Records for the exercise:
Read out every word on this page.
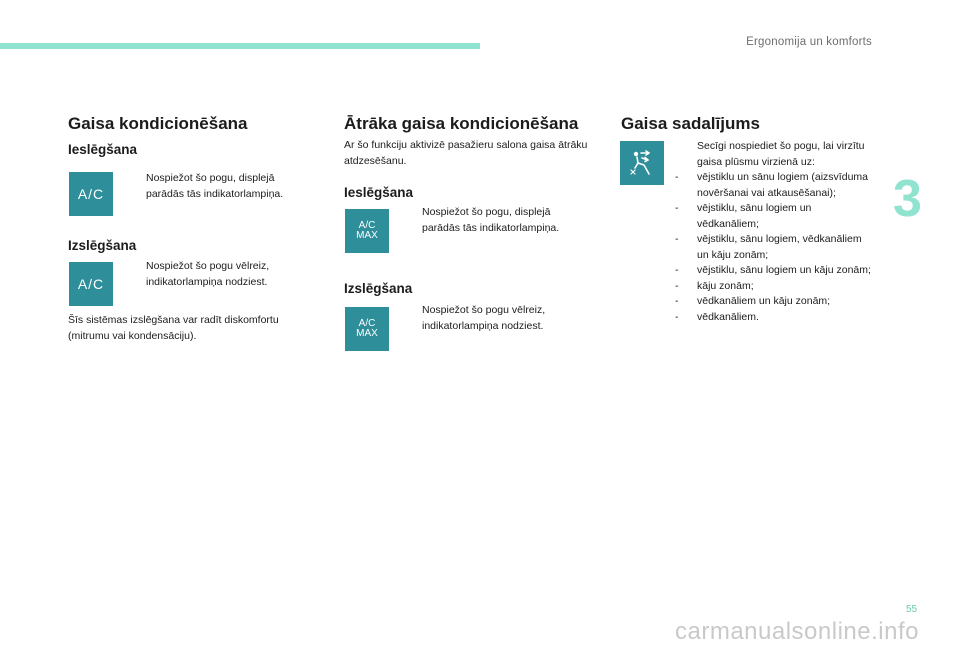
Ergonomija un komforts
3
Gaisa kondicionēšana
Ieslēgšana
A/C
Nospiežot šo pogu, displejā parādās tās indikatorlampiņa.
Izslēgšana
A/C
Nospiežot šo pogu vēlreiz, indikatorlampiņa nodziest.

Šīs sistēmas izslēgšana var radīt diskomfortu (mitrumu vai kondensāciju).

Ātrāka gaisa kondicionēšana

Ar šo funkciju aktivizē pasažieru salona gaisa ātrāku atdzesēšanu.

Ieslēgšana
A/C
MAX
Nospiežot šo pogu, displejā parādās tās indikatorlampiņa.
Izslēgšana
A/C
MAX
Nospiežot šo pogu vēlreiz, indikatorlampiņa nodziest.
Gaisa sadalījums
Secīgi nospiediet šo pogu, lai virzītu gaisa plūsmu virzienā uz:
-	vējstiklu un sānu logiem (aizsvīduma novēršanai vai atkausēšanai);
-	vējstiklu, sānu logiem un vēdkanāliem;
-	vējstiklu, sānu logiem, vēdkanāliem un kāju zonām;
-	vējstiklu, sānu logiem un kāju zonām;
-	kāju zonām;
-	vēdkanāliem un kāju zonām;
-	vēdkanāliem.
55
carmanualsonline.info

The exercise:
Quote each record exactly as it stands, minus the pictures.

In response:
Read out every word on this page.
Ergonomija un komforts
3
Gaisa kondicionēšana
Ieslēgšana
A/C
Nospiežot šo pogu, displejā parādās tās indikatorlampiņa.
Izslēgšana
A/C
Nospiežot šo pogu vēlreiz, indikatorlampiņa nodziest.

Šīs sistēmas izslēgšana var radīt diskomfortu (mitrumu vai kondensāciju).

Ātrāka gaisa kondicionēšana

Ar šo funkciju aktivizē pasažieru salona gaisa ātrāku atdzesēšanu.

Ieslēgšana
A/C
MAX
Nospiežot šo pogu, displejā parādās tās indikatorlampiņa.
Izslēgšana
A/C
MAX
Nospiežot šo pogu vēlreiz, indikatorlampiņa nodziest.
Gaisa sadalījums
Secīgi nospiediet šo pogu, lai virzītu gaisa plūsmu virzienā uz:
-	vējstiklu un sānu logiem (aizsvīduma novēršanai vai atkausēšanai);
-	vējstiklu, sānu logiem un vēdkanāliem;
-	vējstiklu, sānu logiem, vēdkanāliem un kāju zonām;
-	vējstiklu, sānu logiem un kāju zonām;
-	kāju zonām;
-	vēdkanāliem un kāju zonām;
-	vēdkanāliem.
55
carmanualsonline.info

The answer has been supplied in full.